Iba a ser difícil, pero algunos actos de Olavide todavía lo pondrían peor. Por ejemplo, lo que se presentó ante el inquisidor y el propio rey como un acto más del poder omnímodo de Olavide y de su falta de respeto a los religiosos: el allanamiento de morada, registro de papeles y embargo de pertenencias perpetrado contra fray Romualdo en La Carolina durante la Semana Santa de 1776. Aprovechando que el fraile se había ausentado –seguramente no sabían que estaba en Madrid llamado por Felipe Beltrán– y con la disculpa de albergar a un comandante y parte de la tropa llegada al pueblo, Miguel de Ondeano, subdelegado y hechura de Olavide, “depositó judicialmente” las pertenencias del fraile en otra casa. Como podían esperar, la reacción del fraile fue furibunda: escribió al rey, al inquisidor, al propio Olavide. Cargaba una vez más contra la tiranía del superintendente, pero también contra el vicario Lanes, el gran valedor de Olavide, testigo en el proceso y religioso, que “ha ordenado sacar fuera, como cosa confiscada, todos mis pobres trastos y escritos, haciendo un cuartel de soldados de mi casa parroquial, y dando a entender a la gente que yo por malhechor haya merecido tal y mayores castigos” (46). Si los amigos de Olavide se habían atrevido a esto, ¡qué no habrían hecho! El cerco se estrechaba contra Olavide, que enviaba a Roda su versión al día siguiente de recibir la carta del fraile, 11 de agosto, sin saber que las denuncias de su enemigo obraban directamente en manos del rey desde el 30 de junio.

Ocho folios había escrito Friburgo a Carlos III para desacreditar una vez más al superintendente, ahora también por su actuación en la vertiente económica, en la que el incansable fraile se proponía para desarrollar su propio plan, económico y también cristiano. Olavide no acudiría ya a Roda con humildad sino claramente iracundo, tanto que tras dar su versión de los hechos, aprovechaba para acusar al fraile de algo terrible, por más que lo intentara velar: la casa de fray Romualdo estaba al lado de la de un fabricante de medias, alemán, con la que había hecho una comunicación con objeto de que “su mujer (la del alemán) lo cuidara y asistiera”. “Yo, que en todo procuraba darle gusto –dice Olavide– se lo concedí y hice disponer la casa como me lo pidió, esto es que ambas viviendas se gobernasen por una sola puerta a la calle y se comunicasen por dentro con aquella mujer” (47). Una vez más, Olavide era excesivo, incluso para un ilustrado como Roda.
= = = =
INSTRUCCIÓN DADA 1 —
Enumera los destinatarios a quienes, según el texto sobre Olavide y fray Romualdo, escribió el fraile tras el embargo de sus pertenencias.
INSTRUCCIÓN DADA 2 —
Retoma el texto sobre Olavide y fray Romualdo y continúalo a partir de su última oración.

MATERIAL RECOPILADO —
= = = =
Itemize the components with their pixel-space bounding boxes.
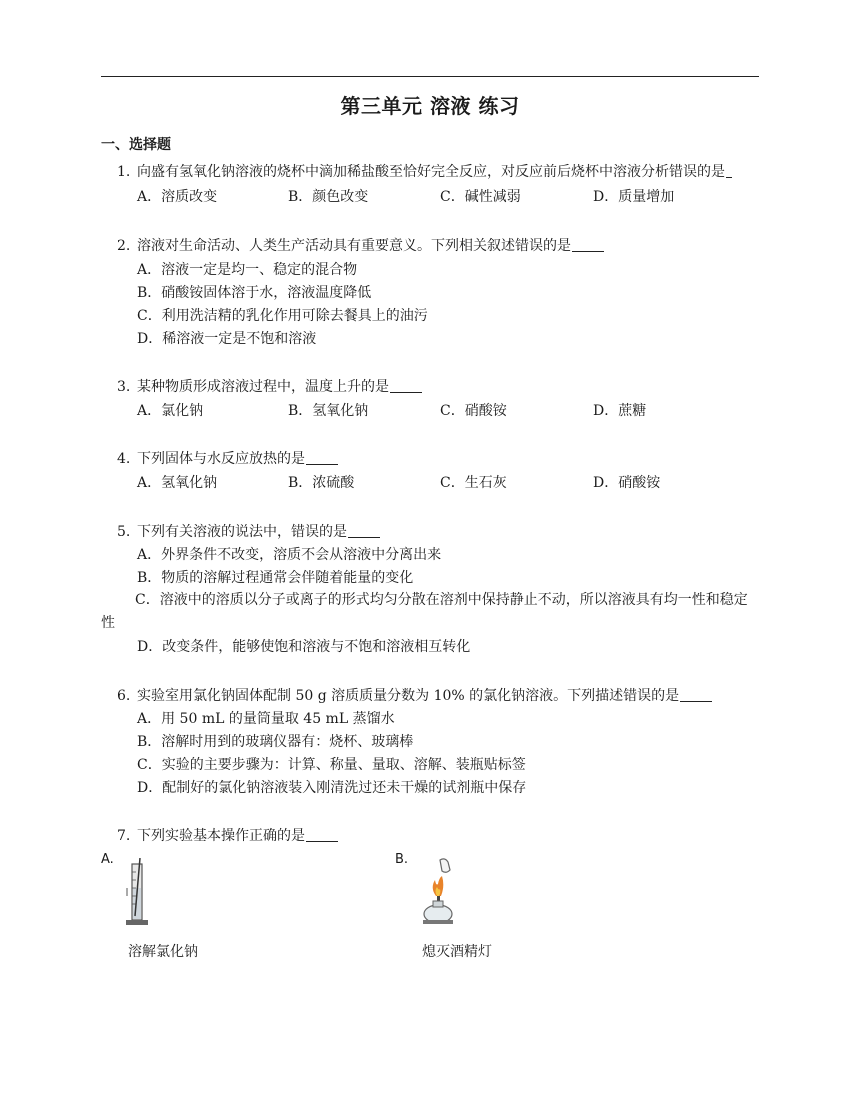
= = = =
RESPUESTA FINAL 1 —
El rey, el inquisidor y Olavide.

RESPUESTA FINAL 2 —
El veneno de fray Romualdo había inundado las más altas esferas del poder: nadie pudo imaginar que podría llegar tan arriba, pero, a las alturas de la primavera de 1776, era un hecho. Llamado secretamente por Beltrán, con el conocimiento de Roda, el fraile había llegado el 24 de marzo de 1776 a Madrid con claros deseos de ayudar. “Expresa Romualdo –le dice Beltrán a Roda ese mismo día– que tiene mucho que decir por lo que toca a la religión como por lo perteneciente al estado”. En efecto, instalado en el convento de La Paciencia, el fraile, que no salía a la calle “porque teme que le ha de matar un alemán que don Pablo de Olavide tiene a su mando, que es muy conocido suyo y un hereje mal convertido”, se dedicó a escribir contra Olavide y a hacer llegar sus escritos cuanto más alto mejor. Eso sí, con el apoyo de Beltrán, quien en vez de ir a verle al convento, pues la casa de Olavide quedaba cerca, le envió un coche para traerlo a su propia casa, metiéndolo por una puerta excusada “sin que nadie pudiese notarlo sino el capellán que venía en su compañía que es de confianza”. Todo hace pensar que se despacharon a gusto con el objeto de sus desvelos.

Fray Romualdo cumplió con creces y, terminado su trabajo, fue expulsado.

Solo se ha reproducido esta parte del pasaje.